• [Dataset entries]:

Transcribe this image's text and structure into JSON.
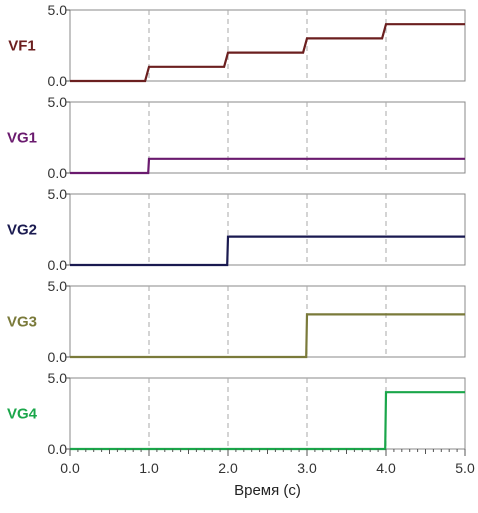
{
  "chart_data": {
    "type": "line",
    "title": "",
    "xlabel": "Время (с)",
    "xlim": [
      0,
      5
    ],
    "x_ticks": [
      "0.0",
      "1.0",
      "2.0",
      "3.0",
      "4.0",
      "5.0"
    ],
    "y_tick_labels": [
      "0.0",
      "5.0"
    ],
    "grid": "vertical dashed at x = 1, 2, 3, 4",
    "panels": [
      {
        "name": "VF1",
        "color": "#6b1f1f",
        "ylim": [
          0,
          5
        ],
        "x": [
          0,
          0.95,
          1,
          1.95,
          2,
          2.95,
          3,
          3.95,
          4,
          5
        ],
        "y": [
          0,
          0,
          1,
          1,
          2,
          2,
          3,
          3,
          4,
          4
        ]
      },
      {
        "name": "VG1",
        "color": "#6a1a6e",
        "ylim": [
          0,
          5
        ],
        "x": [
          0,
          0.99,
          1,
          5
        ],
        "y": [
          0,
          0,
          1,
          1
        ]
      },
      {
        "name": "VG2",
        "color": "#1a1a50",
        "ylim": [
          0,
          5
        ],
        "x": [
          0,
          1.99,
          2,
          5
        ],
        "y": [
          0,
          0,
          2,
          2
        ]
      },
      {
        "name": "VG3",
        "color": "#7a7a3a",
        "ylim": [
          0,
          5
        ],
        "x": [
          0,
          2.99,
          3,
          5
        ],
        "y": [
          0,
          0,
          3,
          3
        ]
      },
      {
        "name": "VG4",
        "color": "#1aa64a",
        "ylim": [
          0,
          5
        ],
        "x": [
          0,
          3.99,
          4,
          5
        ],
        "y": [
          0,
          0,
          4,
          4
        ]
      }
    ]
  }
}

• [Task description]: Copy the material shown above in full and exactly. Skip the pictures.

• [Final result]:
Transcribe this image's text and structure into JSON.
{
  "chart_data": {
    "type": "line",
    "title": "",
    "xlabel": "Время (с)",
    "xlim": [
      0,
      5
    ],
    "x_ticks": [
      "0.0",
      "1.0",
      "2.0",
      "3.0",
      "4.0",
      "5.0"
    ],
    "y_tick_labels": [
      "0.0",
      "5.0"
    ],
    "grid": "vertical dashed at x = 1, 2, 3, 4",
    "panels": [
      {
        "name": "VF1",
        "color": "#6b1f1f",
        "ylim": [
          0,
          5
        ],
        "x": [
          0,
          0.95,
          1,
          1.95,
          2,
          2.95,
          3,
          3.95,
          4,
          5
        ],
        "y": [
          0,
          0,
          1,
          1,
          2,
          2,
          3,
          3,
          4,
          4
        ]
      },
      {
        "name": "VG1",
        "color": "#6a1a6e",
        "ylim": [
          0,
          5
        ],
        "x": [
          0,
          0.99,
          1,
          5
        ],
        "y": [
          0,
          0,
          1,
          1
        ]
      },
      {
        "name": "VG2",
        "color": "#1a1a50",
        "ylim": [
          0,
          5
        ],
        "x": [
          0,
          1.99,
          2,
          5
        ],
        "y": [
          0,
          0,
          2,
          2
        ]
      },
      {
        "name": "VG3",
        "color": "#7a7a3a",
        "ylim": [
          0,
          5
        ],
        "x": [
          0,
          2.99,
          3,
          5
        ],
        "y": [
          0,
          0,
          3,
          3
        ]
      },
      {
        "name": "VG4",
        "color": "#1aa64a",
        "ylim": [
          0,
          5
        ],
        "x": [
          0,
          3.99,
          4,
          5
        ],
        "y": [
          0,
          0,
          4,
          4
        ]
      }
    ]
  }
}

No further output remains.